--- START OF EXCERPTED PASSAGE ---

# 2.7T S4 Running Terribly Lean - Logs & Questions Inside



## 04VDubGLI (May 20, 2005)

I don't actually own the car that is in question, but I ran the logs for a buddy of mine and I don't really know enough about 2.7s to make a good guess as to what the issue is. My first instinct is to say MAF, but I don't know what his MAF readings should be like to even take a stab. He has pretty recently replaced both downpipe 02 sensors. His mods are APR 93oct chip + 710Ns. 
For whatever reason I currently cannot get into my hosting server so I'll just explain what's up and hope someone has some ideas.
His car is a 2000 and it has just over 84k. It's a TIP. 
The issues:
It's correcting 25% fueling in the trims. It's correcting fueling both on the chip and in stock mode. He is getting codes for both 02 sensors reading lean. Way too lean. He isn't reaching requested boost levels - could have something to do with the fact that the car is obviously missing fuel somewhere. He doesn't have a CEL (previous owner bored it out of the cluster) so he never really knows when something is wrong short of it driving differently. His ECU also is supposed to have a 100oct file, but he never knows what mode it is in due to lack of CEL. When it was in "assumed" 93oct mode it was requesting a max of ~18psi and then holding somewhere in the 13psi range IIRC through redline (or as close to it as the TIP would go). His car never saw over like 14.4psi and then tapered to like 11-12psi MAX (tapered immediately before it even reached redline). IIRC the MAF readings were like 130g/s which I thought sounded way low, but again... I don't know anything past 1.8T readings. 

I'll post up the logs later when things are working for me, but that's sort of the gyst.


----------



## [email protected] (Mar 20, 2004)

*Re: 2.7T S4 Running Terribly Lean - Logs & Questions Inside (04VDubGLI)*

Question: Is this car running GIAC software?


----------



## 04VDubGLI (May 20, 2005)

*Re: 2.7T S4 Running Terribly Lean - Logs & Questions Inside ([email protected])*


_Quote, originally posted by *[email protected]* »_Question: Is this car running GIAC software?


Nope. Well, supposedly not. It's supposed to be APR. It definitely seems to change w/the stalk, so I think that it's some sort of APR program.


----------



## 04VDubGLI (May 20, 2005)

Seems as though my buddy was told it could be a leaky injector seal ... Any thoughts from anyone?


----------



## Eurofvr (Feb 21, 2008)

*Re: (04VDubGLI)*

Hey dude, I think you are trying to buy my tranny on the tex.








So yeah, It could be that the ecu hasn't adapted to the oxygen sensors yet or there is a problem with his fueling system. Hey, he could even have a boost leak. There are many possibilities. I would start by disconnecting the battery for about 10 mins and then reconnect it and do a throttle body alignment. Start the car and let it sit for about 10 mins until the motor settles down to -20hg. If he does'nt have a boost guage just keep the vag hooked up and wait till the idle stops fluctuating. Take her out a see how she goes. GL


----------



## Landspd (Feb 27, 2008)

--- END OF EXCERPTED PASSAGE ---

● **TASK TO CARRY OUT**
From the forum thread on the lean-running 2.7T S4, can you reproduce word for word the passage that begins at "# 2.7T S4 Running" and stops after "has some ideas."?

--- START OF DATASET RECORDS ---

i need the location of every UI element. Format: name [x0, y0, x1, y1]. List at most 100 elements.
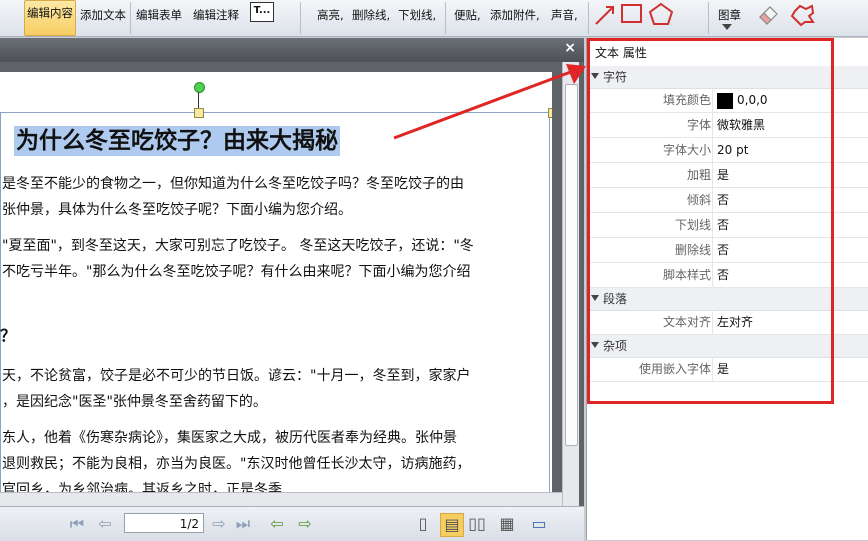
- property-label: 使用嵌入字体: [638, 362, 711, 376]
- property-label: 删除线: [674, 243, 711, 257]
- property-row-italic[interactable]: 倾斜 否: [587, 188, 868, 213]
- column-divider: [712, 138, 713, 162]
- paragraph-line: 张仲景，具体为什么冬至吃饺子呢？下面小编为您介绍。: [2, 202, 352, 218]
- close-icon[interactable]: ×: [564, 40, 576, 56]
- properties-title: 文本 属性: [595, 46, 647, 60]
- last-page-icon[interactable]: ⏭: [232, 513, 254, 535]
- property-value[interactable]: 是: [717, 357, 729, 381]
- property-label: 下划线: [674, 218, 711, 232]
- collapse-triangle-icon[interactable]: [591, 295, 599, 301]
- property-row-embed-font[interactable]: 使用嵌入字体 是: [587, 357, 868, 382]
- paragraph-line: 不吃亏半年。"那么为什么冬至吃饺子呢？有什么由来呢？下面小编为您介绍: [2, 264, 471, 280]
- property-label: 文本对齐: [662, 315, 711, 329]
- page-navigation-bar: ⏮ ⇦ 1/2 ⇨ ⏭ ⇦ ⇨ ▯ ▤ ▯▯ ▦ ▭: [0, 506, 584, 541]
- toolbar-divider: [445, 2, 446, 34]
- sound-button[interactable]: 声音,: [551, 4, 578, 26]
- property-row-text-align[interactable]: 文本对齐 左对齐: [587, 310, 868, 335]
- polygon-tool-icon[interactable]: [648, 2, 674, 26]
- property-row-script-style[interactable]: 脚本样式 否: [587, 263, 868, 288]
- strikeout-button[interactable]: 删除线,: [352, 4, 390, 26]
- property-label: 加粗: [686, 168, 711, 182]
- column-divider: [712, 357, 713, 381]
- property-value[interactable]: 是: [717, 163, 729, 187]
- add-text-button[interactable]: 添加文本: [80, 4, 126, 26]
- property-value[interactable]: 否: [717, 213, 729, 237]
- annotation-arrow: [393, 64, 586, 140]
- section-heading: ？: [0, 326, 17, 345]
- category-label: 段落: [603, 292, 628, 306]
- paragraph-line: ，是因纪念"医圣"张仲景冬至舍药留下的。: [2, 394, 267, 410]
- grid-view-icon[interactable]: ▦: [496, 513, 518, 535]
- category-paragraph[interactable]: 段落: [587, 288, 868, 311]
- category-misc[interactable]: 杂项: [587, 335, 868, 358]
- document-tab-bar: ×: [0, 38, 584, 62]
- highlight-button[interactable]: 高亮,: [317, 4, 344, 26]
- first-page-icon[interactable]: ⏮: [66, 513, 88, 535]
- paragraph-line: 是冬至不能少的食物之一，但你知道为什么冬至吃饺子吗？冬至吃饺子的由: [2, 176, 464, 192]
- single-page-icon[interactable]: ▯: [412, 513, 434, 535]
- paragraph-line: 东人，他着《伤寒杂病论》，集医家之大成，被历代医者奉为经典。张仲景: [2, 430, 457, 446]
- sticky-note-button[interactable]: 便贴,: [454, 4, 481, 26]
- toolbar-divider: [588, 2, 589, 34]
- paragraph-line: 天，不论贫富，饺子是必不可少的节日饭。谚云："十月一，冬至到，家家户: [2, 368, 471, 384]
- cloud-shape-icon[interactable]: [790, 3, 816, 27]
- column-divider: [712, 113, 713, 137]
- arrow-tool-icon[interactable]: [594, 4, 616, 26]
- property-value[interactable]: 0,0,0: [717, 88, 768, 112]
- edit-form-button[interactable]: 编辑表单: [136, 4, 182, 26]
- main-toolbar: 编辑内容 添加文本 编辑表单 编辑注释 T... 高亮, 删除线, 下划线, 便…: [0, 0, 868, 37]
- property-row-font-size[interactable]: 字体大小 20 pt: [587, 138, 868, 163]
- previous-page-icon[interactable]: ⇦: [94, 513, 116, 535]
- property-value[interactable]: 微软雅黑: [717, 113, 765, 137]
- back-view-icon[interactable]: ⇦: [266, 513, 288, 535]
- forward-view-icon[interactable]: ⇨: [294, 513, 316, 535]
- add-attachment-button[interactable]: 添加附件,: [490, 4, 540, 26]
- column-divider: [712, 213, 713, 237]
- color-swatch[interactable]: [717, 92, 733, 109]
- eraser-icon[interactable]: [756, 3, 780, 25]
- next-page-icon[interactable]: ⇨: [208, 513, 230, 535]
- property-value[interactable]: 否: [717, 263, 729, 287]
- category-label: 杂项: [603, 339, 628, 353]
- resize-handle-top[interactable]: [194, 108, 204, 118]
- property-label: 倾斜: [686, 193, 711, 207]
- property-value[interactable]: 否: [717, 188, 729, 212]
- document-title[interactable]: 为什么冬至吃饺子？由来大揭秘: [14, 126, 340, 156]
- column-divider: [712, 163, 713, 187]
- property-value[interactable]: 否: [717, 238, 729, 262]
- collapse-triangle-icon[interactable]: [591, 73, 599, 79]
- paragraph-line: "夏至面"，到冬至这天，大家可别忘了吃饺子。 冬至这天吃饺子，还说："冬: [2, 238, 474, 254]
- property-row-strikethrough[interactable]: 删除线 否: [587, 238, 868, 263]
- rectangle-tool-icon[interactable]: [620, 3, 644, 25]
- paragraph-line: 退则救民；不能为良相，亦当为良医。"东汉时他曾任长沙太守，访病施药，: [2, 456, 471, 472]
- horizontal-scrollbar[interactable]: [0, 492, 562, 507]
- category-label: 字符: [603, 70, 628, 84]
- chevron-down-icon[interactable]: [722, 24, 732, 30]
- toolbar-divider: [130, 2, 131, 34]
- column-divider: [712, 88, 713, 112]
- text-box-icon[interactable]: T...: [250, 2, 274, 22]
- collapse-triangle-icon[interactable]: [591, 342, 599, 348]
- two-page-icon[interactable]: ▯▯: [466, 513, 488, 535]
- underline-button[interactable]: 下划线,: [398, 4, 436, 26]
- column-divider: [712, 310, 713, 334]
- property-label: 字体大小: [662, 143, 711, 157]
- page-number-input[interactable]: 1/2: [124, 513, 204, 533]
- property-label: 填充颜色: [662, 93, 711, 107]
- property-value[interactable]: 左对齐: [717, 310, 753, 334]
- continuous-page-icon[interactable]: ▤: [440, 513, 464, 537]
- property-label: 字体: [686, 118, 711, 132]
- fit-width-icon[interactable]: ▭: [528, 513, 550, 535]
- property-label: 脚本样式: [662, 268, 711, 282]
- category-character[interactable]: 字符: [587, 66, 868, 89]
- properties-panel: 文本 属性 字符 填充颜色 0,0,0 字体 微软雅黑 字体大小 20 pt 加…: [586, 38, 868, 540]
- rotate-handle[interactable]: [194, 82, 205, 93]
- edit-content-button[interactable]: 编辑内容: [24, 0, 76, 36]
- stamp-button[interactable]: 图章: [718, 4, 741, 26]
- property-row-fill-color[interactable]: 填充颜色 0,0,0: [587, 88, 868, 113]
- property-value[interactable]: 20 pt: [717, 138, 748, 162]
- property-row-font[interactable]: 字体 微软雅黑: [587, 113, 868, 138]
- property-row-bold[interactable]: 加粗 是: [587, 163, 868, 188]
- property-row-underline[interactable]: 下划线 否: [587, 213, 868, 238]
- edit-annotation-button[interactable]: 编辑注释: [193, 4, 239, 26]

--- END OF DATASET RECORDS ---

● **EXERCISE OUTPUT**
# 2.7T S4 Running Terribly Lean - Logs & Questions Inside



## 04VDubGLI (May 20, 2005)

I don't actually own the car that is in question, but I ran the logs for a buddy of mine and I don't really know enough about 2.7s to make a good guess as to what the issue is. My first instinct is to say MAF, but I don't know what his MAF readings should be like to even take a stab. He has pretty recently replaced both downpipe 02 sensors. His mods are APR 93oct chip + 710Ns. 
For whatever reason I currently cannot get into my hosting server so I'll just explain what's up and hope someone has some ideas.